▸ **TASK TO CARRY OUT**:
Quote every line as written. Omit pictures.

--- BEGIN RECORDS FOR THIS EXERCISE ---

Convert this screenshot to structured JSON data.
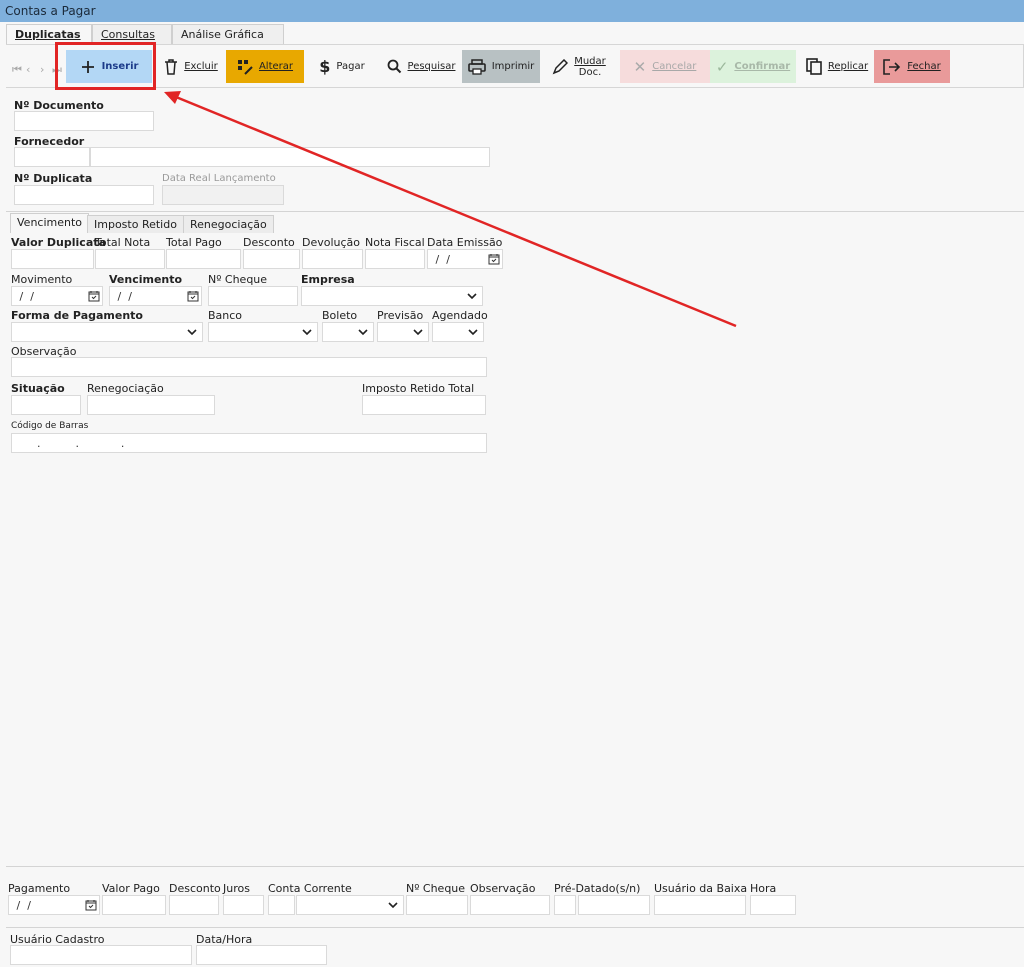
{
  "window": {
    "title": "Contas a Pagar"
  },
  "main_tabs": [
    "Duplicatas",
    "Consultas",
    "Análise Gráfica"
  ],
  "nav_icons": [
    "first-icon",
    "prev-icon",
    "next-icon",
    "last-icon"
  ],
  "toolbar": {
    "inserir": "Inserir",
    "excluir": "Excluir",
    "alterar": "Alterar",
    "pagar": "Pagar",
    "pesquisar": "Pesquisar",
    "imprimir": "Imprimir",
    "mudar_line1": "Mudar",
    "mudar_line2": "Doc.",
    "cancelar": "Cancelar",
    "confirmar": "Confirmar",
    "replicar": "Replicar",
    "fechar": "Fechar"
  },
  "header": {
    "documento": "Nº Documento",
    "fornecedor": "Fornecedor",
    "duplicata": "Nº Duplicata",
    "data_real": "Data Real Lançamento"
  },
  "inner_tabs": [
    "Vencimento",
    "Imposto Retido",
    "Renegociação"
  ],
  "venc": {
    "valor_duplicata": "Valor Duplicata",
    "total_nota": "Total Nota",
    "total_pago": "Total  Pago",
    "desconto": "Desconto",
    "devolucao": "Devolução",
    "nota_fiscal": "Nota Fiscal",
    "data_emissao": "Data Emissão",
    "movimento": "Movimento",
    "vencimento": "Vencimento",
    "cheque": "Nº Cheque",
    "empresa": "Empresa",
    "forma_pagamento": "Forma de Pagamento",
    "banco": "Banco",
    "boleto": "Boleto",
    "previsao": "Previsão",
    "agendado": "Agendado",
    "observacao": "Observação",
    "situacao": "Situação",
    "renegociacao": "Renegociação",
    "imposto_total": "Imposto Retido Total",
    "codigo_barras": "Código de Barras",
    "date_mask": " /  /",
    "barcode_mask": "      .          .            ."
  },
  "pagamento": {
    "pagamento": "Pagamento",
    "valor_pago": "Valor Pago",
    "desconto": "Desconto",
    "juros": "Juros",
    "conta_corrente": "Conta Corrente",
    "cheque": "Nº Cheque",
    "observacao": "Observação",
    "pre_datado": "Pré-Datado(s/n)",
    "usuario_baixa": "Usuário da Baixa",
    "hora": "Hora"
  },
  "footer": {
    "usuario_cadastro": "Usuário Cadastro",
    "data_hora": "Data/Hora"
  },
  "colors": {
    "titlebar": "#7fb0dc",
    "inserir_bg": "#b3d7f5",
    "alterar_bg": "#e8a800",
    "imprimir_bg": "#b8c1c3",
    "cancelar_bg": "#f6dcdc",
    "confirmar_bg": "#dcf2dc",
    "fechar_bg": "#e99a9a",
    "annotation": "#e12525"
  }
}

--- END RECORDS FOR THIS EXERCISE ---

▸ **ANSWER TO THIS EXERCISE**:
Convert this screenshot to structured JSON data.
{
  "window": {
    "title": "Contas a Pagar"
  },
  "main_tabs": [
    "Duplicatas",
    "Consultas",
    "Análise Gráfica"
  ],
  "nav_icons": [
    "first-icon",
    "prev-icon",
    "next-icon",
    "last-icon"
  ],
  "toolbar": {
    "inserir": "Inserir",
    "excluir": "Excluir",
    "alterar": "Alterar",
    "pagar": "Pagar",
    "pesquisar": "Pesquisar",
    "imprimir": "Imprimir",
    "mudar_line1": "Mudar",
    "mudar_line2": "Doc.",
    "cancelar": "Cancelar",
    "confirmar": "Confirmar",
    "replicar": "Replicar",
    "fechar": "Fechar"
  },
  "header": {
    "documento": "Nº Documento",
    "fornecedor": "Fornecedor",
    "duplicata": "Nº Duplicata",
    "data_real": "Data Real Lançamento"
  },
  "inner_tabs": [
    "Vencimento",
    "Imposto Retido",
    "Renegociação"
  ],
  "venc": {
    "valor_duplicata": "Valor Duplicata",
    "total_nota": "Total Nota",
    "total_pago": "Total  Pago",
    "desconto": "Desconto",
    "devolucao": "Devolução",
    "nota_fiscal": "Nota Fiscal",
    "data_emissao": "Data Emissão",
    "movimento": "Movimento",
    "vencimento": "Vencimento",
    "cheque": "Nº Cheque",
    "empresa": "Empresa",
    "forma_pagamento": "Forma de Pagamento",
    "banco": "Banco",
    "boleto": "Boleto",
    "previsao": "Previsão",
    "agendado": "Agendado",
    "observacao": "Observação",
    "situacao": "Situação",
    "renegociacao": "Renegociação",
    "imposto_total": "Imposto Retido Total",
    "codigo_barras": "Código de Barras",
    "date_mask": " /  /",
    "barcode_mask": "      .          .            ."
  },
  "pagamento": {
    "pagamento": "Pagamento",
    "valor_pago": "Valor Pago",
    "desconto": "Desconto",
    "juros": "Juros",
    "conta_corrente": "Conta Corrente",
    "cheque": "Nº Cheque",
    "observacao": "Observação",
    "pre_datado": "Pré-Datado(s/n)",
    "usuario_baixa": "Usuário da Baixa",
    "hora": "Hora"
  },
  "footer": {
    "usuario_cadastro": "Usuário Cadastro",
    "data_hora": "Data/Hora"
  },
  "colors": {
    "titlebar": "#7fb0dc",
    "inserir_bg": "#b3d7f5",
    "alterar_bg": "#e8a800",
    "imprimir_bg": "#b8c1c3",
    "cancelar_bg": "#f6dcdc",
    "confirmar_bg": "#dcf2dc",
    "fechar_bg": "#e99a9a",
    "annotation": "#e12525"
  }
}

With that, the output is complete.